:: To do ::
Pick out the lines below with "يوسف" and list them.

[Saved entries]
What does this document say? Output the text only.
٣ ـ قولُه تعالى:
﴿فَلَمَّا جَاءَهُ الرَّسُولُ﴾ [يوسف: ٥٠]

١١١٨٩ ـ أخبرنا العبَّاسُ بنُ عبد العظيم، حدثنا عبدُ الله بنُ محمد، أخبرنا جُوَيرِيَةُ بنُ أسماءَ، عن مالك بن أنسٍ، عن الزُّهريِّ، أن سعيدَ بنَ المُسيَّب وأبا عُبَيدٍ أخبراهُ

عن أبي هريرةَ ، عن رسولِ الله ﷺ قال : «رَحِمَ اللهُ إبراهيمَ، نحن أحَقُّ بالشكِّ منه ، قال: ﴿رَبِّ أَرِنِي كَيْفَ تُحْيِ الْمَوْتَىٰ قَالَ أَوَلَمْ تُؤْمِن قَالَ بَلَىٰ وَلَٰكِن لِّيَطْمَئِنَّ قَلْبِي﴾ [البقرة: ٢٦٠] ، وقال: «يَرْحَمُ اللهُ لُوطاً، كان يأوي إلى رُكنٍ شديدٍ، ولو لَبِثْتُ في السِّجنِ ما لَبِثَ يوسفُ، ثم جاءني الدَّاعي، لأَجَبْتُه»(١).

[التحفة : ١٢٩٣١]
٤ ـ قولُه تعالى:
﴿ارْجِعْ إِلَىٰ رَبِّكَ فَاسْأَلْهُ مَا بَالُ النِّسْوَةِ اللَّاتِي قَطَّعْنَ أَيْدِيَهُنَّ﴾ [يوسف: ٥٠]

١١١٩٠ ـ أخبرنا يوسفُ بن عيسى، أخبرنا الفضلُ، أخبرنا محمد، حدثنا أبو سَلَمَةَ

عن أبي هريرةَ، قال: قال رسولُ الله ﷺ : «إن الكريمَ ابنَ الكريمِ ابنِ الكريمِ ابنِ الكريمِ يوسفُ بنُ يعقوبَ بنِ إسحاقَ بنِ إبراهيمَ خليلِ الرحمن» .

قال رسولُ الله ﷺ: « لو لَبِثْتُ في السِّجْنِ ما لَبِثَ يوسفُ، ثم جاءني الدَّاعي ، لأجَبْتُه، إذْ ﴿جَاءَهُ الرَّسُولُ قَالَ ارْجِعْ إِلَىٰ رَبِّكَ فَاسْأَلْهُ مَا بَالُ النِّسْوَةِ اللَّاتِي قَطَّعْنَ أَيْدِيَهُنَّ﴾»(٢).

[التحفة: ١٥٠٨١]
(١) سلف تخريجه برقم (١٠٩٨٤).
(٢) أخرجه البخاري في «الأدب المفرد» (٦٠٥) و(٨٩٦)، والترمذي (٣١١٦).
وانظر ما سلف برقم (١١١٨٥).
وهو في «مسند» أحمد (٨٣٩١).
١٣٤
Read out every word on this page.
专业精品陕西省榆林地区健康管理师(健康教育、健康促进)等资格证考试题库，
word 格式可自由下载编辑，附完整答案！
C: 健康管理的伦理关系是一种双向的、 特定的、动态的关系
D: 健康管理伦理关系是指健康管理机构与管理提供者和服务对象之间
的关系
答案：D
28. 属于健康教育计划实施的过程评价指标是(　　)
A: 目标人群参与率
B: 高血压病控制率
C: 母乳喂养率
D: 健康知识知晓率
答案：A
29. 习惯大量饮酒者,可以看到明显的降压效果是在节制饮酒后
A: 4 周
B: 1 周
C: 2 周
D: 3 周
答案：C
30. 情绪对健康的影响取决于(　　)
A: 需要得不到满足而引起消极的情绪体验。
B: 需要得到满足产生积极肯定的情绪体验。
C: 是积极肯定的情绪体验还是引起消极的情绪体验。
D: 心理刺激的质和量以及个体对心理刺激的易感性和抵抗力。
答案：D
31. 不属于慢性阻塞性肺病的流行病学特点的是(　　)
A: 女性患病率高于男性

:: Result ::
﴿فَلَمَّا جَاءَهُ الرَّسُولُ﴾ [يوسف: ٥٠]
عن أبي هريرةَ ، عن رسولِ الله ﷺ قال : «رَحِمَ اللهُ إبراهيمَ، نحن أحَقُّ بالشكِّ منه ، قال: ﴿رَبِّ أَرِنِي كَيْفَ تُحْيِ الْمَوْتَىٰ قَالَ أَوَلَمْ تُؤْمِن قَالَ بَلَىٰ وَلَٰكِن لِّيَطْمَئِنَّ قَلْبِي﴾ [البقرة: ٢٦٠] ، وقال: «يَرْحَمُ اللهُ لُوطاً، كان يأوي إلى رُكنٍ شديدٍ، ولو لَبِثْتُ في السِّجنِ ما لَبِثَ يوسفُ، ثم جاءني الدَّاعي، لأَجَبْتُه»(١).
﴿ارْجِعْ إِلَىٰ رَبِّكَ فَاسْأَلْهُ مَا بَالُ النِّسْوَةِ اللَّاتِي قَطَّعْنَ أَيْدِيَهُنَّ﴾ [يوسف: ٥٠]
١١١٩٠ ـ أخبرنا يوسفُ بن عيسى، أخبرنا الفضلُ، أخبرنا محمد، حدثنا أبو سَلَمَةَ
عن أبي هريرةَ، قال: قال رسولُ الله ﷺ : «إن الكريمَ ابنَ الكريمِ ابنِ الكريمِ ابنِ الكريمِ يوسفُ بنُ يعقوبَ بنِ إسحاقَ بنِ إبراهيمَ خليلِ الرحمن» .
قال رسولُ الله ﷺ: « لو لَبِثْتُ في السِّجْنِ ما لَبِثَ يوسفُ، ثم جاءني الدَّاعي ، لأجَبْتُه، إذْ ﴿جَاءَهُ الرَّسُولُ قَالَ ارْجِعْ إِلَىٰ رَبِّكَ فَاسْأَلْهُ مَا بَالُ النِّسْوَةِ اللَّاتِي قَطَّعْنَ أَيْدِيَهُنَّ﴾»(٢).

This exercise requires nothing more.